-- START Data extract --

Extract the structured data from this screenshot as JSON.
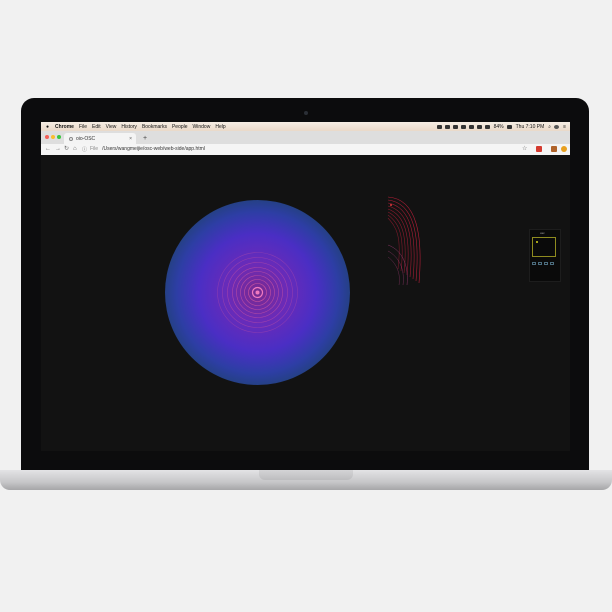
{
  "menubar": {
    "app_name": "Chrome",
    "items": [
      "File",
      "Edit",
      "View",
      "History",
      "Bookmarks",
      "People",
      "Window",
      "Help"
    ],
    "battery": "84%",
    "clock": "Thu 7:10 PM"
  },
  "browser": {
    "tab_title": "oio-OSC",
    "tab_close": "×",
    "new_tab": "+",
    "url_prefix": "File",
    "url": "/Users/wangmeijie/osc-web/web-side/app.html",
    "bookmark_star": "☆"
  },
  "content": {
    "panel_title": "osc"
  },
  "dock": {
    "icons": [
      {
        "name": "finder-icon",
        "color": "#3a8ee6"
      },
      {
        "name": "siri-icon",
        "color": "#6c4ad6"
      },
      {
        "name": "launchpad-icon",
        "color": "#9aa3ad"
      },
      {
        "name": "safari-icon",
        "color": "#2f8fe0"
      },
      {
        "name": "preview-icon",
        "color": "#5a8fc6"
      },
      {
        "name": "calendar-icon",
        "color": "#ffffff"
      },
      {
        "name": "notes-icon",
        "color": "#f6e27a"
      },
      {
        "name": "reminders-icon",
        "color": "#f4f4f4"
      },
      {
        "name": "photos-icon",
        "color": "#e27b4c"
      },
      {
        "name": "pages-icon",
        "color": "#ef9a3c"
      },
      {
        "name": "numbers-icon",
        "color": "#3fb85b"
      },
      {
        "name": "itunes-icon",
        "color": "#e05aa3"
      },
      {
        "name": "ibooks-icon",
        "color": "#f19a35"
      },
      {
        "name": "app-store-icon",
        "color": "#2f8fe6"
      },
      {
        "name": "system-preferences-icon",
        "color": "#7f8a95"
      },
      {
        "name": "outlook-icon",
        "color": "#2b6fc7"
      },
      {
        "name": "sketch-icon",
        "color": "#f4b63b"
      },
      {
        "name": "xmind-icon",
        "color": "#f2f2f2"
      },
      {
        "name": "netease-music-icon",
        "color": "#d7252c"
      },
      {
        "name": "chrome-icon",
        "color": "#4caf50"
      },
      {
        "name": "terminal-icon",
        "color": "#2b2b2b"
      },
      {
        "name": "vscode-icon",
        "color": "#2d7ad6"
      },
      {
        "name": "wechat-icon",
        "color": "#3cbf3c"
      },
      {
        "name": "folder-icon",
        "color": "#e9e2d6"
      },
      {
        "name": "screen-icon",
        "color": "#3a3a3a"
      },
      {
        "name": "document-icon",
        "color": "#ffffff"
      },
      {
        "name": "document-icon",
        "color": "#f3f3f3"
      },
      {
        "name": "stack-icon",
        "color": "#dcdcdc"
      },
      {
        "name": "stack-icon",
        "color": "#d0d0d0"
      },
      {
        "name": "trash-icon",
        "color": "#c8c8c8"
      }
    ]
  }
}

-- END Data extract --
-- START Data extract --

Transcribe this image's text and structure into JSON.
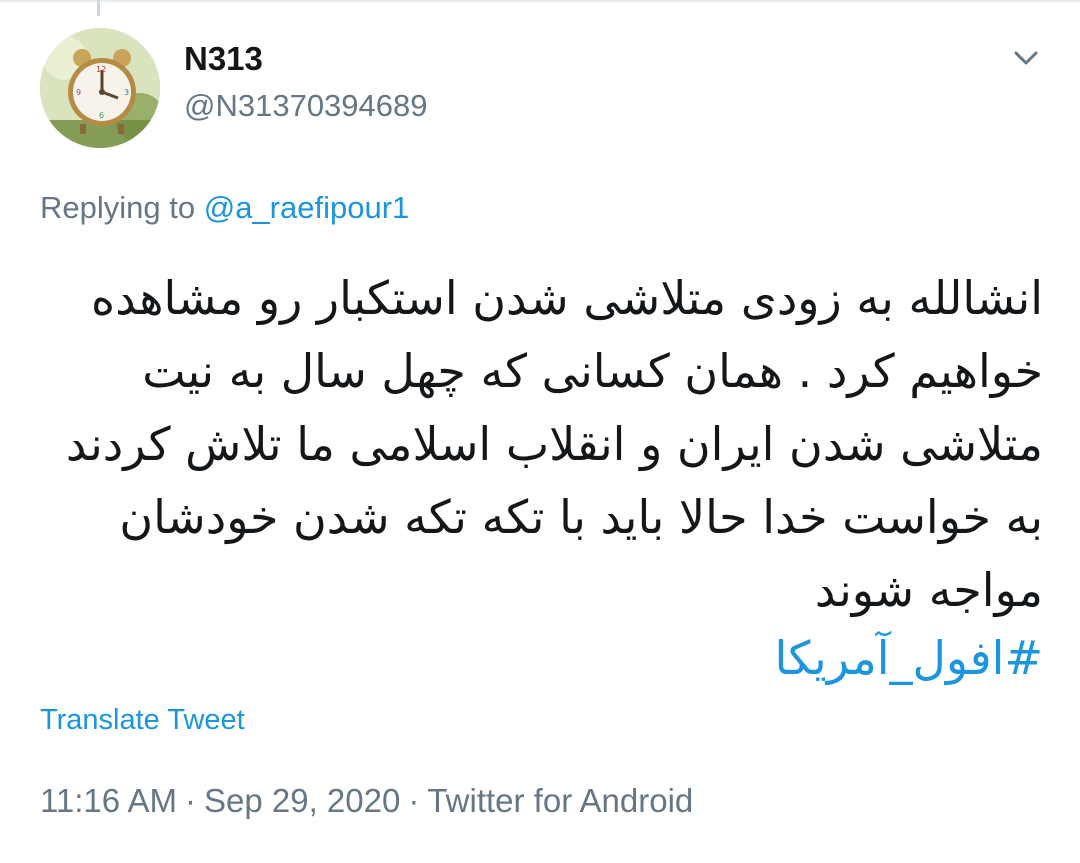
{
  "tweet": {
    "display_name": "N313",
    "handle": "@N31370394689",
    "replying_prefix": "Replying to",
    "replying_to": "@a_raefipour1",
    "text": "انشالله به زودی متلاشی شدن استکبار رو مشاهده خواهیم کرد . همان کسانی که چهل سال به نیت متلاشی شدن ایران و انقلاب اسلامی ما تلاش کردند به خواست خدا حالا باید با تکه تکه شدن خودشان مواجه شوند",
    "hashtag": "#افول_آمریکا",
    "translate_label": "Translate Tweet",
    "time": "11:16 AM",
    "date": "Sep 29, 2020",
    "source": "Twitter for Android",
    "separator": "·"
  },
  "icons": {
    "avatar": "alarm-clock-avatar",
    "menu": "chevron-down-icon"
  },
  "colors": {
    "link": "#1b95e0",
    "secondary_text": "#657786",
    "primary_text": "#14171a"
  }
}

-- END Data extract --

→ Stated exercise
Extract every line from the records above that contains the word "clock".

→ Exercise output
    "clock": "Thu 7:10 PM"
    "avatar": "alarm-clock-avatar",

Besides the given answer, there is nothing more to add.